Short task: Single out the lines that include the word "screenshot". Copy them.

### Exercise inputs

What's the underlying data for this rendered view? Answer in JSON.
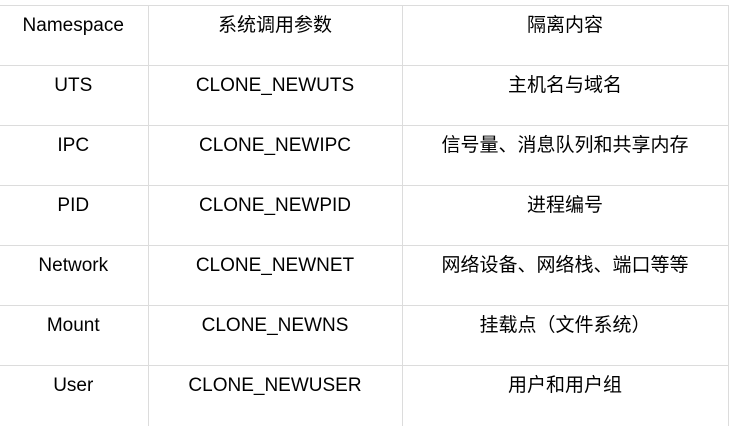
{
  "headers": [
    "Namespace",
    "系统调用参数",
    "隔离内容"
  ],
  "rows": [
    [
      "UTS",
      "CLONE_NEWUTS",
      "主机名与域名"
    ],
    [
      "IPC",
      "CLONE_NEWIPC",
      "信号量、消息队列和共享内存"
    ],
    [
      "PID",
      "CLONE_NEWPID",
      "进程编号"
    ],
    [
      "Network",
      "CLONE_NEWNET",
      "网络设备、网络栈、端口等等"
    ],
    [
      "Mount",
      "CLONE_NEWNS",
      "挂载点（文件系统）"
    ],
    [
      "User",
      "CLONE_NEWUSER",
      "用户和用户组"
    ]
  ]
}
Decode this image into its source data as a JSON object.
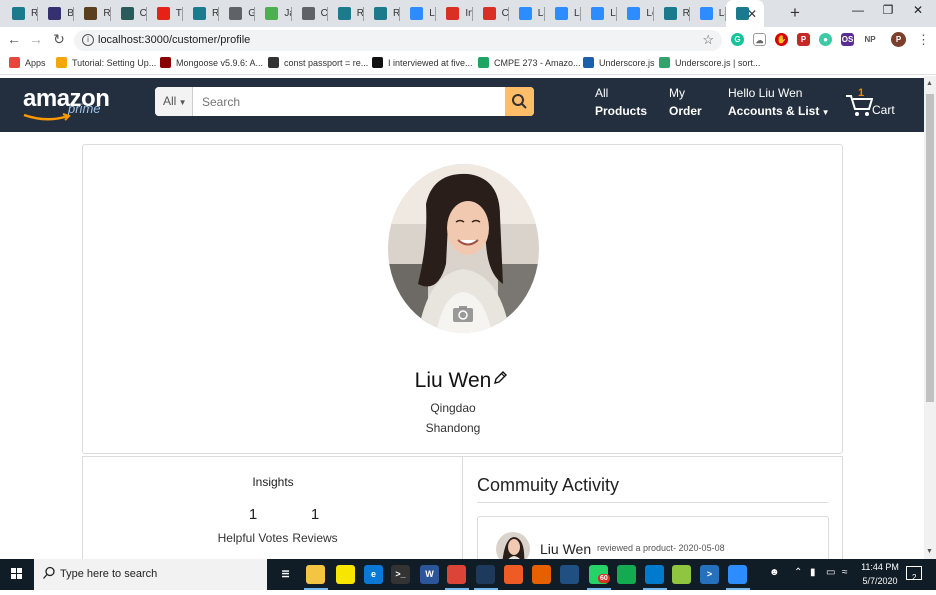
{
  "browser": {
    "tabs": [
      {
        "label": "Re",
        "icon": "react-icon",
        "color": "#1b7a8c"
      },
      {
        "label": "Bo",
        "icon": "bootstrap-icon",
        "color": "#35306e"
      },
      {
        "label": "Re",
        "icon": "redux-icon",
        "color": "#5b3f1e"
      },
      {
        "label": "Cr",
        "icon": "codesandbox-icon",
        "color": "#2b5a5a"
      },
      {
        "label": "Tu",
        "icon": "youtube-icon",
        "color": "#e62117"
      },
      {
        "label": "Re",
        "icon": "react-icon",
        "color": "#1b7a8c"
      },
      {
        "label": "Gr",
        "icon": "globe-icon",
        "color": "#5f6368"
      },
      {
        "label": "Ja",
        "icon": "w3schools-icon",
        "color": "#4caf50"
      },
      {
        "label": "CN",
        "icon": "globe-icon",
        "color": "#5f6368"
      },
      {
        "label": "Re",
        "icon": "react-icon",
        "color": "#1b7a8c"
      },
      {
        "label": "Re",
        "icon": "react-icon",
        "color": "#1b7a8c"
      },
      {
        "label": "La",
        "icon": "zoom-icon",
        "color": "#2d8cff"
      },
      {
        "label": "Int",
        "icon": "gmail-icon",
        "color": "#d93025"
      },
      {
        "label": "Ch",
        "icon": "gmail-icon",
        "color": "#d93025"
      },
      {
        "label": "La",
        "icon": "zoom-icon",
        "color": "#2d8cff"
      },
      {
        "label": "La",
        "icon": "zoom-icon",
        "color": "#2d8cff"
      },
      {
        "label": "La",
        "icon": "zoom-icon",
        "color": "#2d8cff"
      },
      {
        "label": "Lo",
        "icon": "zoom-icon",
        "color": "#2d8cff"
      },
      {
        "label": "Re",
        "icon": "react-icon",
        "color": "#1b7a8c"
      },
      {
        "label": "La",
        "icon": "zoom-icon",
        "color": "#2d8cff"
      },
      {
        "label": "",
        "icon": "react-icon",
        "color": "#1b7a8c"
      }
    ],
    "url": "localhost:3000/customer/profile",
    "profile_initial": "P",
    "bookmarks": [
      {
        "label": "Apps",
        "icon": "apps-grid-icon",
        "color": "#e8453c"
      },
      {
        "label": "Tutorial: Setting Up...",
        "icon": "tutorial-icon",
        "color": "#f4a70b"
      },
      {
        "label": "Mongoose v5.9.6: A...",
        "icon": "mongoose-icon",
        "color": "#880000"
      },
      {
        "label": "const passport = re...",
        "icon": "passport-icon",
        "color": "#333333"
      },
      {
        "label": "I interviewed at five...",
        "icon": "medium-icon",
        "color": "#111111"
      },
      {
        "label": "CMPE 273 - Amazo...",
        "icon": "drive-icon",
        "color": "#1fa463"
      },
      {
        "label": "Underscore.js",
        "icon": "underscore-icon",
        "color": "#1a5faa"
      },
      {
        "label": "Underscore.js | sort...",
        "icon": "dg-icon",
        "color": "#32a36b"
      }
    ]
  },
  "navbar": {
    "logo_main": "amazon",
    "logo_sub": "prime",
    "search_category": "All",
    "search_placeholder": "Search",
    "all_products_line1": "All",
    "all_products_line2": "Products",
    "my_order_line1": "My",
    "my_order_line2": "Order",
    "account_line1": "Hello Liu Wen",
    "account_line2": "Accounts & List",
    "cart_count": "1",
    "cart_label": "Cart",
    "bg_color": "#232f3e",
    "search_btn_color": "#febd69"
  },
  "profile": {
    "name": "Liu Wen",
    "city": "Qingdao",
    "state": "Shandong"
  },
  "insights": {
    "title": "Insights",
    "helpful_votes_count": "1",
    "helpful_votes_label": "Helpful Votes",
    "reviews_count": "1",
    "reviews_label": "Reviews"
  },
  "activity": {
    "title": "Commuity Activity",
    "item_name": "Liu Wen",
    "item_desc": "reviewed a product- 2020-05-08"
  },
  "taskbar": {
    "search_placeholder": "Type here to search",
    "time": "11:44 PM",
    "date": "5/7/2020",
    "notification_count": "2",
    "mail_badge": "60"
  }
}
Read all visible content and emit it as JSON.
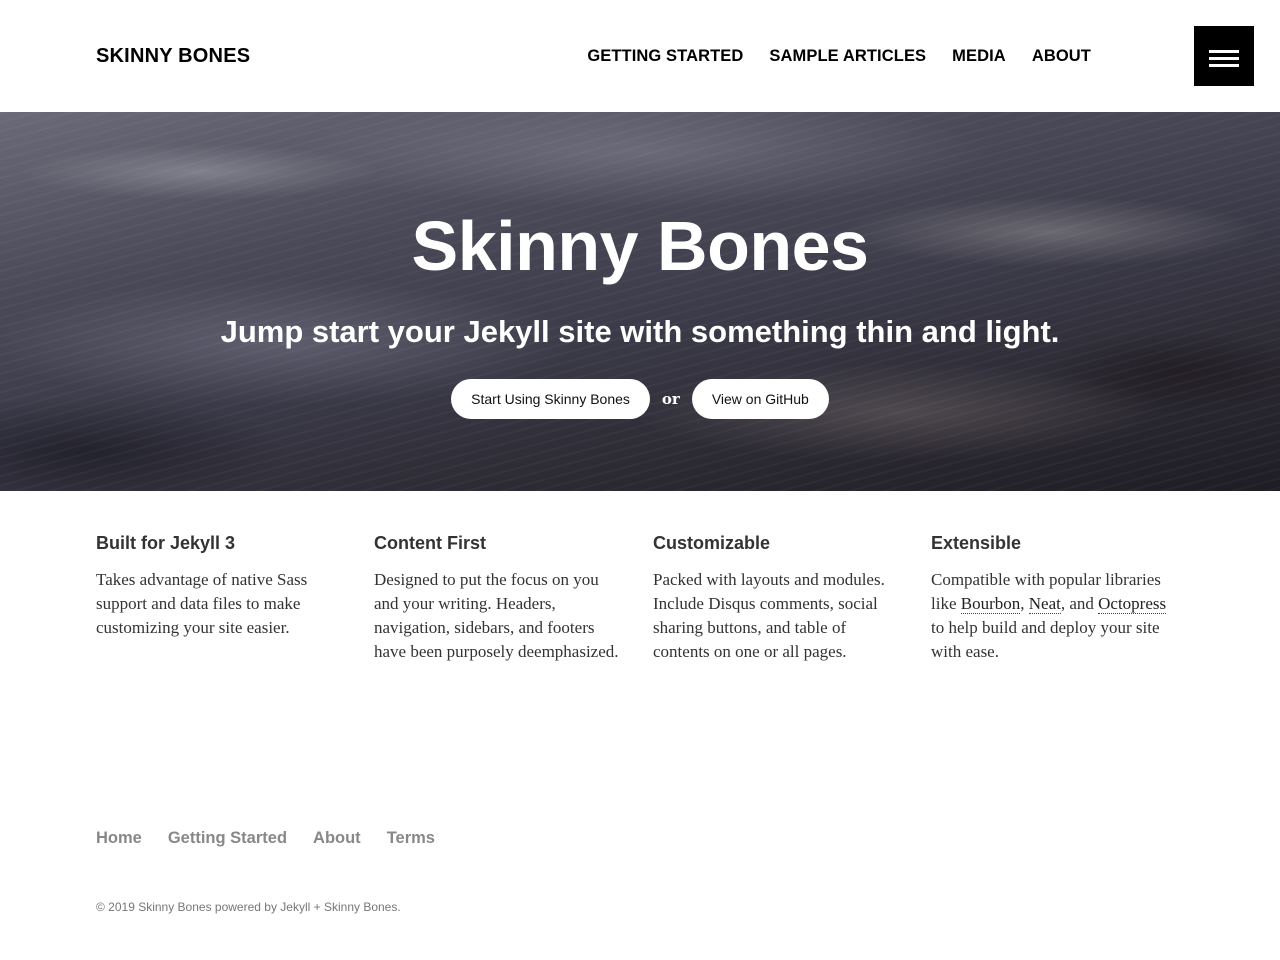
{
  "header": {
    "site_title": "SKINNY BONES",
    "nav": [
      {
        "label": "GETTING STARTED"
      },
      {
        "label": "SAMPLE ARTICLES"
      },
      {
        "label": "MEDIA"
      },
      {
        "label": "ABOUT"
      }
    ],
    "menu_icon": "hamburger-menu-icon"
  },
  "hero": {
    "title": "Skinny Bones",
    "subtitle": "Jump start your Jekyll site with something thin and light.",
    "primary_button": "Start Using Skinny Bones",
    "separator": "or",
    "secondary_button": "View on GitHub"
  },
  "features": [
    {
      "title": "Built for Jekyll 3",
      "text": "Takes advantage of native Sass support and data files to make customizing your site easier."
    },
    {
      "title": "Content First",
      "text": "Designed to put the focus on you and your writing. Headers, navigation, sidebars, and footers have been purposely deemphasized."
    },
    {
      "title": "Customizable",
      "text": "Packed with layouts and modules. Include Disqus comments, social sharing buttons, and table of contents on one or all pages."
    },
    {
      "title": "Extensible",
      "text_before": "Compatible with popular libraries like ",
      "links": [
        "Bourbon",
        "Neat",
        "Octopress"
      ],
      "sep1": ", ",
      "sep2": ", and ",
      "text_after": " to help build and deploy your site with ease."
    }
  ],
  "footer": {
    "nav": [
      {
        "label": "Home"
      },
      {
        "label": "Getting Started"
      },
      {
        "label": "About"
      },
      {
        "label": "Terms"
      }
    ],
    "copyright": "© 2019 Skinny Bones powered by Jekyll + Skinny Bones."
  },
  "colors": {
    "header_bg": "#ffffff",
    "menu_button_bg": "#000000",
    "footer_link": "#888888"
  }
}
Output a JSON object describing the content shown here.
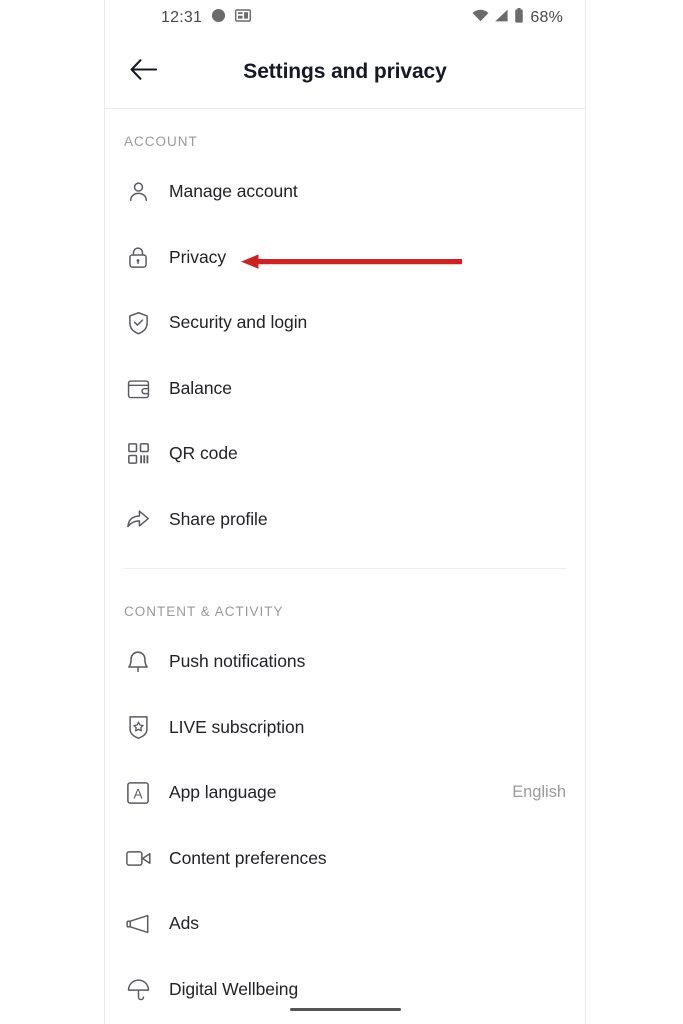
{
  "status_bar": {
    "time": "12:31",
    "battery_percent": "68%",
    "left_icons": [
      "do-not-disturb-icon",
      "screenshot-icon"
    ],
    "right_icons": [
      "wifi-icon",
      "cellular-signal-icon",
      "battery-icon"
    ]
  },
  "app_bar": {
    "back_icon": "back-arrow-icon",
    "title": "Settings and privacy"
  },
  "sections": [
    {
      "header": "ACCOUNT",
      "items": [
        {
          "icon": "person-icon",
          "label": "Manage account",
          "value": ""
        },
        {
          "icon": "lock-icon",
          "label": "Privacy",
          "value": ""
        },
        {
          "icon": "shield-check-icon",
          "label": "Security and login",
          "value": ""
        },
        {
          "icon": "wallet-icon",
          "label": "Balance",
          "value": ""
        },
        {
          "icon": "qr-code-icon",
          "label": "QR code",
          "value": ""
        },
        {
          "icon": "share-arrow-icon",
          "label": "Share profile",
          "value": ""
        }
      ]
    },
    {
      "header": "CONTENT & ACTIVITY",
      "items": [
        {
          "icon": "bell-icon",
          "label": "Push notifications",
          "value": ""
        },
        {
          "icon": "live-shield-icon",
          "label": "LIVE subscription",
          "value": ""
        },
        {
          "icon": "letter-a-box-icon",
          "label": "App language",
          "value": "English"
        },
        {
          "icon": "video-camera-icon",
          "label": "Content preferences",
          "value": ""
        },
        {
          "icon": "megaphone-icon",
          "label": "Ads",
          "value": ""
        },
        {
          "icon": "umbrella-icon",
          "label": "Digital Wellbeing",
          "value": ""
        }
      ]
    }
  ],
  "annotation": {
    "type": "arrow",
    "points_to": "Privacy",
    "color": "#CC2222",
    "direction": "left"
  },
  "colors": {
    "text_primary": "#222227",
    "text_secondary": "#9b9b9b",
    "title": "#161823",
    "icon_stroke": "#5a5a60",
    "divider": "#efefef",
    "annotation_red": "#CC2222"
  },
  "gesture_bar": {
    "label": "home-gesture-pill"
  }
}
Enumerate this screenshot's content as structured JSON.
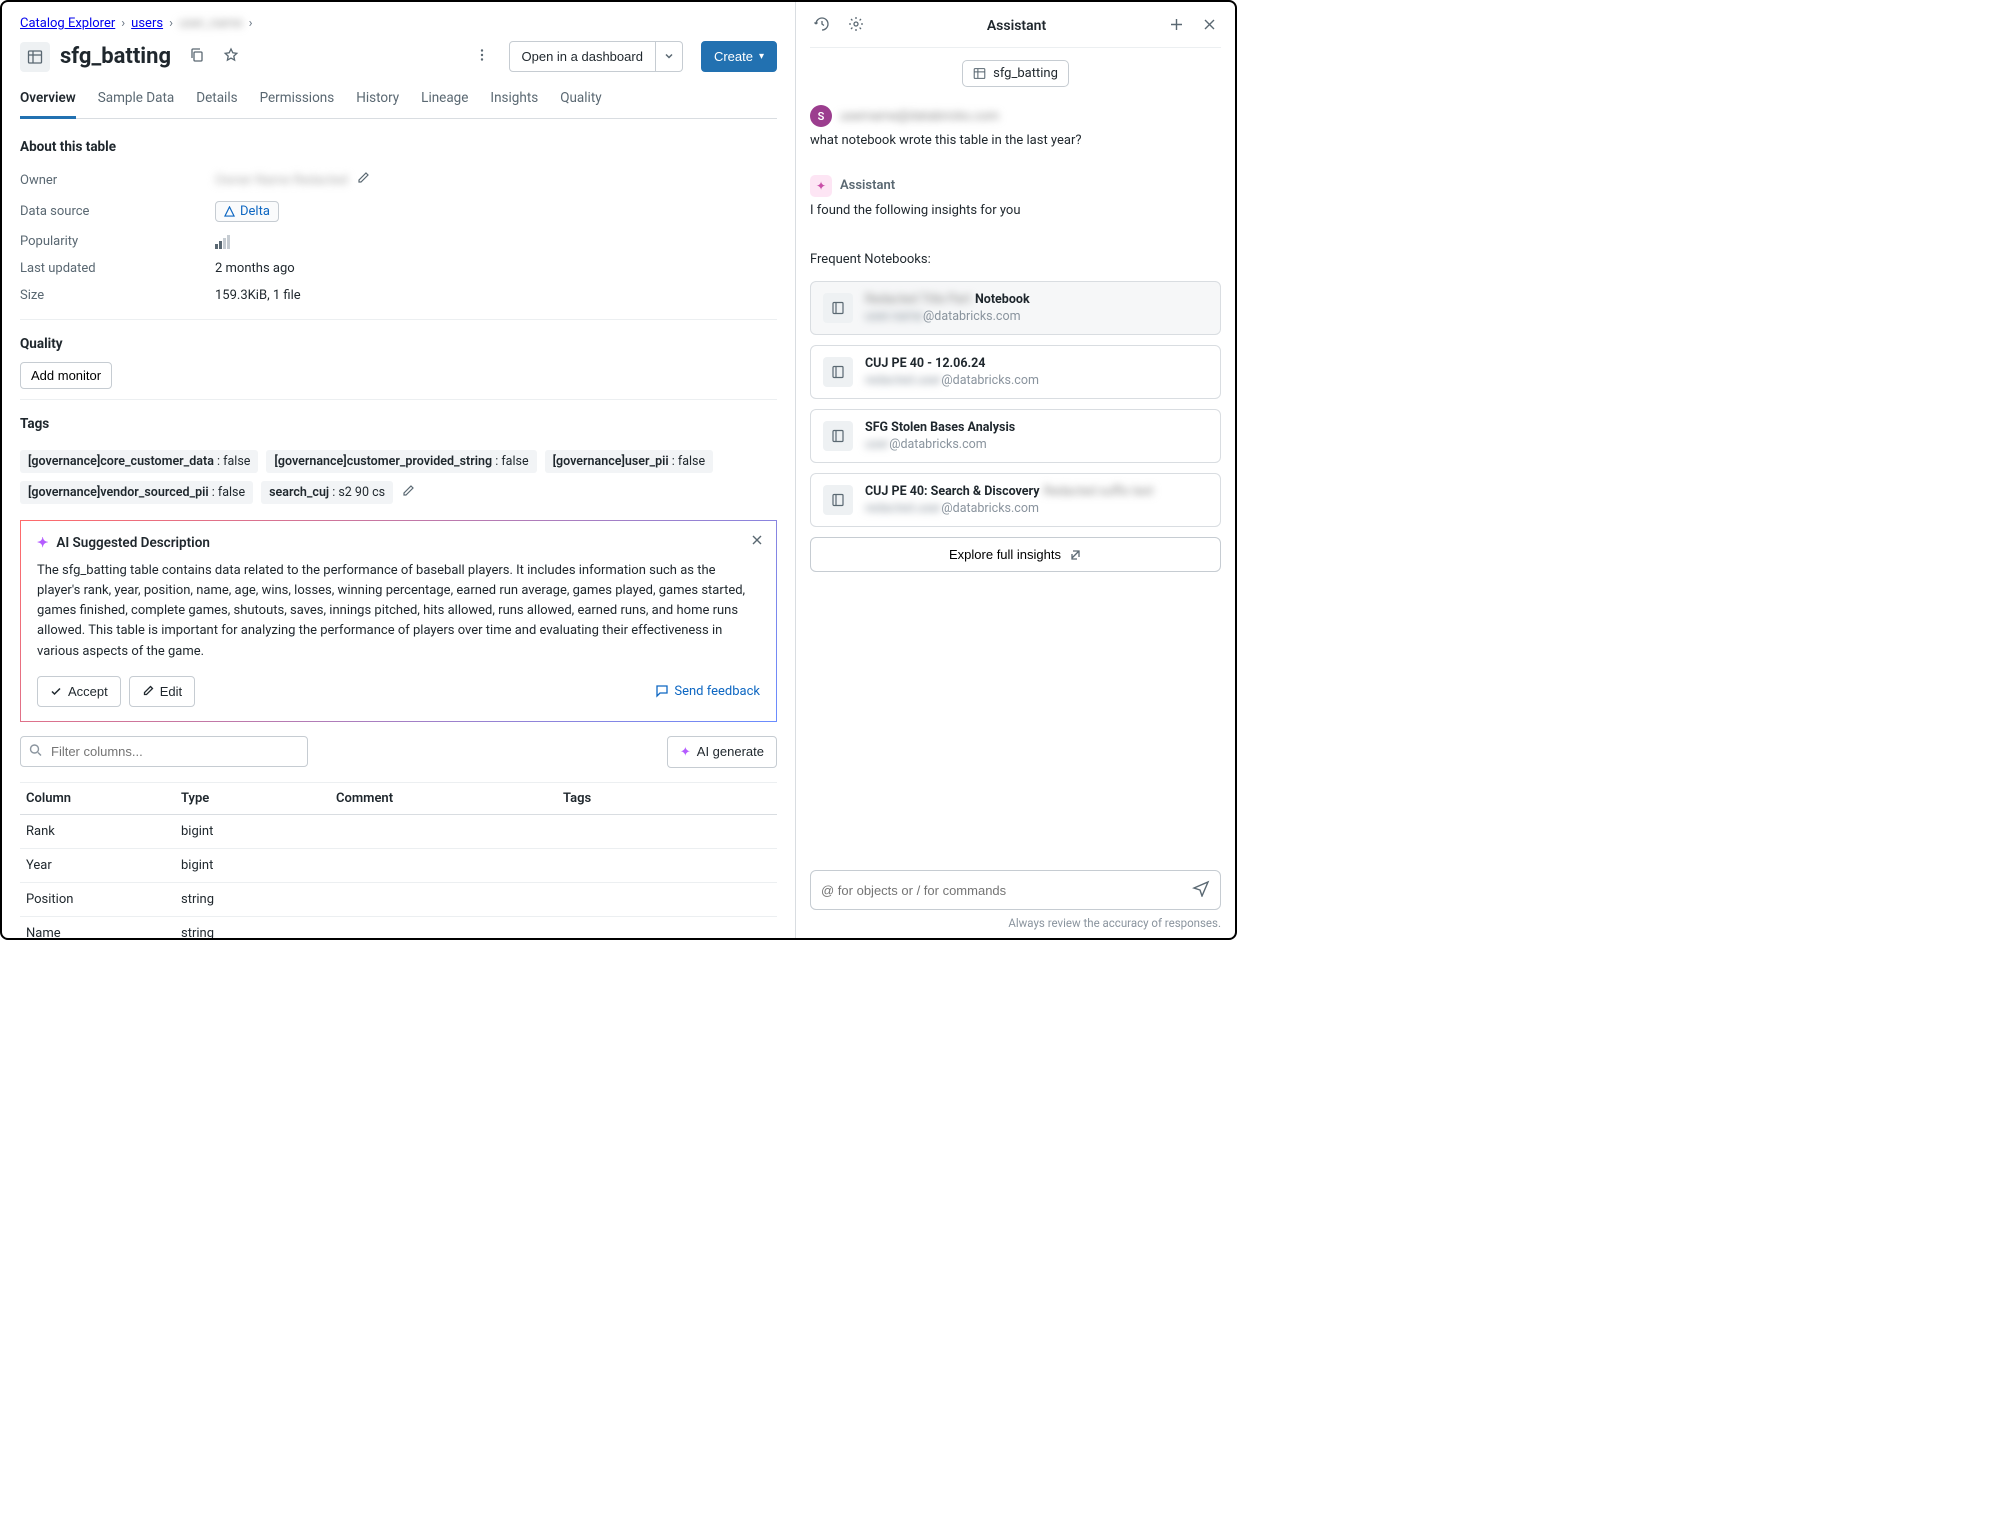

######

Task solution:
      "screenshot-icon"
Enumerate this screenshot's content as structured JSON.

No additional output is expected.